= Task requirements =
Extract every line that includes the string "used".
──────
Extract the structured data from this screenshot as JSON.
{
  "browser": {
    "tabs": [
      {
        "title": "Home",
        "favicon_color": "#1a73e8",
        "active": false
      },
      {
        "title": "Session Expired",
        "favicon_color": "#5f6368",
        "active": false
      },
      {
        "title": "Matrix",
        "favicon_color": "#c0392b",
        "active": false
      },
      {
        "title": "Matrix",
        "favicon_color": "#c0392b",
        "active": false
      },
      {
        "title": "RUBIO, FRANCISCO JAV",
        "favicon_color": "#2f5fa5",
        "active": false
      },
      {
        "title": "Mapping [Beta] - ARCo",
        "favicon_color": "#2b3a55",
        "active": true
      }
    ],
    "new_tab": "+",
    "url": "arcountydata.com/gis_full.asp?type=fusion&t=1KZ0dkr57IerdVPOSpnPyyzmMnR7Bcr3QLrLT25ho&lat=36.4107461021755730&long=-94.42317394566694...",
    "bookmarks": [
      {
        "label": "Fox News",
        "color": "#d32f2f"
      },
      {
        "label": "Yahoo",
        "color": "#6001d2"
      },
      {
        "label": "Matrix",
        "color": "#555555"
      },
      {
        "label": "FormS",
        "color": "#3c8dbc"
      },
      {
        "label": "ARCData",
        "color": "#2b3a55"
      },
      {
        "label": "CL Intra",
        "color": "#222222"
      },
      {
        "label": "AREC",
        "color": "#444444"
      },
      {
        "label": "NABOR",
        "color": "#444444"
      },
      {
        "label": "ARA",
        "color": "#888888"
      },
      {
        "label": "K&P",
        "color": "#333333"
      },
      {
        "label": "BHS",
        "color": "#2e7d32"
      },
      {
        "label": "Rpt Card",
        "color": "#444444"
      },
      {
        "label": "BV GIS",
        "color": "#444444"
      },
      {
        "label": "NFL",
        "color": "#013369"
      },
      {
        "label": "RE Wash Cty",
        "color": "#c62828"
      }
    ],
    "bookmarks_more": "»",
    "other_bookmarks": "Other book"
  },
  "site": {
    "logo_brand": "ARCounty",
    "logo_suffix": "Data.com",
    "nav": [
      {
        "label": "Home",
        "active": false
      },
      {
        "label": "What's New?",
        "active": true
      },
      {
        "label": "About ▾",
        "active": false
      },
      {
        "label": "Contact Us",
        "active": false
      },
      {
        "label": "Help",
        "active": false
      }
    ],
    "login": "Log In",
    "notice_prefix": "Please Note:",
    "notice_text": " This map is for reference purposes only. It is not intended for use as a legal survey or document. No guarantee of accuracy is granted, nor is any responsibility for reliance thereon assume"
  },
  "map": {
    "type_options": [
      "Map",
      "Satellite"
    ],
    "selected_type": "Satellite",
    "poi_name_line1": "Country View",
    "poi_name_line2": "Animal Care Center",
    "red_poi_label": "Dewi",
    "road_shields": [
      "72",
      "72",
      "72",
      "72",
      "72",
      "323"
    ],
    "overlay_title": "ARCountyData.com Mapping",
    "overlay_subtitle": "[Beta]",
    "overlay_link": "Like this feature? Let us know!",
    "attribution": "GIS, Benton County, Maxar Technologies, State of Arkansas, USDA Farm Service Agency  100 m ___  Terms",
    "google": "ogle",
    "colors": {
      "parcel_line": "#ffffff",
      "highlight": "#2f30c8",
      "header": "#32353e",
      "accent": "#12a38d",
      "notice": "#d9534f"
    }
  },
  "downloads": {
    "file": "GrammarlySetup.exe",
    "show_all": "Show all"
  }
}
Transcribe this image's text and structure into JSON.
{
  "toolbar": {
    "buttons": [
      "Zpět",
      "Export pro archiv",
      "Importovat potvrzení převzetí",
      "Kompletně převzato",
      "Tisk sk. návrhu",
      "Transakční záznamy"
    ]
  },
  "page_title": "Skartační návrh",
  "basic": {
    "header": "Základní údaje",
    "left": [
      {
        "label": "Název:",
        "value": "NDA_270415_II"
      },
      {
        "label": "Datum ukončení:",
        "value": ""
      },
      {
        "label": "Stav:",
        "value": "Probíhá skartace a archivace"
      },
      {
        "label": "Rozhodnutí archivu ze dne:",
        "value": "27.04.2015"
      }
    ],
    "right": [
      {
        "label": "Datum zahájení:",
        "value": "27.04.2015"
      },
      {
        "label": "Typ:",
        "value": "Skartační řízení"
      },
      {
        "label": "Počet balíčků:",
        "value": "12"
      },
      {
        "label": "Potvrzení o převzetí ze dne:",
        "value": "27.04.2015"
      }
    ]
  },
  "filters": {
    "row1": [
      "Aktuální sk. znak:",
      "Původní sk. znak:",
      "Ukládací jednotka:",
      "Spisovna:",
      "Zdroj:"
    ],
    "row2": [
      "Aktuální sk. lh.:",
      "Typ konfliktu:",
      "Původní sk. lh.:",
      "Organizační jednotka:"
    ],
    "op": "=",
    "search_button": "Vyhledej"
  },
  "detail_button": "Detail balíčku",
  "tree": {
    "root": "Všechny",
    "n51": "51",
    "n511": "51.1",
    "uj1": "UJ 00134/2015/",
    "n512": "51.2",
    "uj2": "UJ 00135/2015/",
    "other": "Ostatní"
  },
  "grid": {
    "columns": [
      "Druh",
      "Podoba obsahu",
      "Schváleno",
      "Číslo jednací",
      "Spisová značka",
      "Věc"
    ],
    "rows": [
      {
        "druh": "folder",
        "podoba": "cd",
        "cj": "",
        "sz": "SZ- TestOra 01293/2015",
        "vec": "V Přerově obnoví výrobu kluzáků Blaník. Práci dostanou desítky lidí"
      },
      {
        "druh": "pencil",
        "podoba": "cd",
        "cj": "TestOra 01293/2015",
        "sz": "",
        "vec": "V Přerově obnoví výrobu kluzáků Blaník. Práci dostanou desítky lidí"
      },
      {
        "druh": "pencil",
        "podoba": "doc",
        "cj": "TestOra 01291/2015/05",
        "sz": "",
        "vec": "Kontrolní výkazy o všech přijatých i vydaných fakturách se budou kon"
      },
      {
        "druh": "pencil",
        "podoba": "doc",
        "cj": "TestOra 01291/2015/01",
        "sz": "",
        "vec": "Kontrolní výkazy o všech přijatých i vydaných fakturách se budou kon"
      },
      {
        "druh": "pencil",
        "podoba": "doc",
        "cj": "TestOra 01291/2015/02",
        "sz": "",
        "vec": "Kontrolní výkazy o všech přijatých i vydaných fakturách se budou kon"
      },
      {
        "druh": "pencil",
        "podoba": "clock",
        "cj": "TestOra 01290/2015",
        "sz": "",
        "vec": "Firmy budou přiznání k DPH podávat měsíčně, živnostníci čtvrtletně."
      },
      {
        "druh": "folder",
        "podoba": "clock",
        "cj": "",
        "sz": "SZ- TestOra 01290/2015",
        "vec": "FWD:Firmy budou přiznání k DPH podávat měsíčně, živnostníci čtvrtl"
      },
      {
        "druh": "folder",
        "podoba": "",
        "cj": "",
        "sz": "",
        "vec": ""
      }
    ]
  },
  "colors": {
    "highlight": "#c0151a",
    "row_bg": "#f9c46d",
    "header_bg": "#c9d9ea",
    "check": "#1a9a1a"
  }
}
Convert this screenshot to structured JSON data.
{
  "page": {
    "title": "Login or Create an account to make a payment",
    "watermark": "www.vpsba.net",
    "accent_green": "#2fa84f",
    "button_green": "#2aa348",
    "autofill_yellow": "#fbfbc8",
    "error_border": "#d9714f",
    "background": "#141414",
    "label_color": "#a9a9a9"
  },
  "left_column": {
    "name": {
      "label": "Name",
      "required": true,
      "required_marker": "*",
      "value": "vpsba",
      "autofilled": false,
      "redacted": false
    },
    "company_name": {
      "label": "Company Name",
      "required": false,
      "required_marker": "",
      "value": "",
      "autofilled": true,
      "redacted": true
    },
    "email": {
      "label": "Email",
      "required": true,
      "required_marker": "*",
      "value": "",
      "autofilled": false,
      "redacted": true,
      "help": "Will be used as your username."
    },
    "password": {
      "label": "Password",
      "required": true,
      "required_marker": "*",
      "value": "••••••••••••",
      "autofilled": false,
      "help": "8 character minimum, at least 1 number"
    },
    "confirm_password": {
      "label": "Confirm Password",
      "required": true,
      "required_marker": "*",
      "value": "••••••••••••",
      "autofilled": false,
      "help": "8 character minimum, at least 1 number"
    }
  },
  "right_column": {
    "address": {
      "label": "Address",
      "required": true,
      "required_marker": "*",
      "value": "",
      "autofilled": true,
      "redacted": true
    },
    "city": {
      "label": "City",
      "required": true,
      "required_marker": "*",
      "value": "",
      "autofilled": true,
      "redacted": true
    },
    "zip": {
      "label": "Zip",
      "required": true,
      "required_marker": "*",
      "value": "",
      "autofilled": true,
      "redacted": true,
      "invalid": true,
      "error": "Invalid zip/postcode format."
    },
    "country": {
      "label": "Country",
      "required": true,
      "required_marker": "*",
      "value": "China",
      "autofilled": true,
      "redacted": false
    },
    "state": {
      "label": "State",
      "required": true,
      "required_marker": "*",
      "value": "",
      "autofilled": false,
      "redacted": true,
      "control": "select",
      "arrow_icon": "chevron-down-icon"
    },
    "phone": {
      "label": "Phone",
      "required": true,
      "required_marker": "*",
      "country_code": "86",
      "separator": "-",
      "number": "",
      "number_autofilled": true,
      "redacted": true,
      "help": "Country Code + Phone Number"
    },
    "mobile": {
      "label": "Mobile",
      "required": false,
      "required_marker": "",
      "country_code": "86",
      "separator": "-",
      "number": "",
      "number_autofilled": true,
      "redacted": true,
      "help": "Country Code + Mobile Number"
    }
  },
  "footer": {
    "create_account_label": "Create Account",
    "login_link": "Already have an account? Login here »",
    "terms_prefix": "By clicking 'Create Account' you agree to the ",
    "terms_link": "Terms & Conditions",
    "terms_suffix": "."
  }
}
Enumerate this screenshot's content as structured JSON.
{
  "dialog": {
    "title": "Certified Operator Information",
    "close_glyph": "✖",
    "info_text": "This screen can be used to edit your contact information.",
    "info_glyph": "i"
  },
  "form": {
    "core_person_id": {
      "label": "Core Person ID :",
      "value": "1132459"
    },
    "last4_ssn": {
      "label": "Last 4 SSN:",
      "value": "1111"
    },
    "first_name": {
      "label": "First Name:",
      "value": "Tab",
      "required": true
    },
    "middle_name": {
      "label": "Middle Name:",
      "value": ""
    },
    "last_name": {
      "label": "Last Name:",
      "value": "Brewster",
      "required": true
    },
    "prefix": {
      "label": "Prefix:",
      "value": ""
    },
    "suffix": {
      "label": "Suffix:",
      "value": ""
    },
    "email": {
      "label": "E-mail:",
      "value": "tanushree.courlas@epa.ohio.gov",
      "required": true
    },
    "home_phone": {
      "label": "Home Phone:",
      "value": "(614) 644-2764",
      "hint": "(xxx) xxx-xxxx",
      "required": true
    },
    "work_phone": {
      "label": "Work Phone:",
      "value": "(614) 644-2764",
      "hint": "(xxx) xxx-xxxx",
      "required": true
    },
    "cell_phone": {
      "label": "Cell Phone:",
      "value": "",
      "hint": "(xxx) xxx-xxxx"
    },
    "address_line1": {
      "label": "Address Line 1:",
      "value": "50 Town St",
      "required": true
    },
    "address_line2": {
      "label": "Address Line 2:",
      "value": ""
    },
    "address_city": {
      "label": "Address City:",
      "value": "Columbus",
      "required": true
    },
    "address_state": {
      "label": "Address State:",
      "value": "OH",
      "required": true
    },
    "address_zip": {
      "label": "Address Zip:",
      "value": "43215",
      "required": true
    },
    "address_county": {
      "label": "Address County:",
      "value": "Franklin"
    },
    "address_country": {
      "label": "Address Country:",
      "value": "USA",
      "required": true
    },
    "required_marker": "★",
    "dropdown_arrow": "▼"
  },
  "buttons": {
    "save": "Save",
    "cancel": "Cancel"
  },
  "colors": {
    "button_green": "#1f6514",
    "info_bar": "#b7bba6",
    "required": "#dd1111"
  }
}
──────
= Exercise answer =
      "help": "Will be used as your username."
    "info_text": "This screen can be used to edit your contact information.",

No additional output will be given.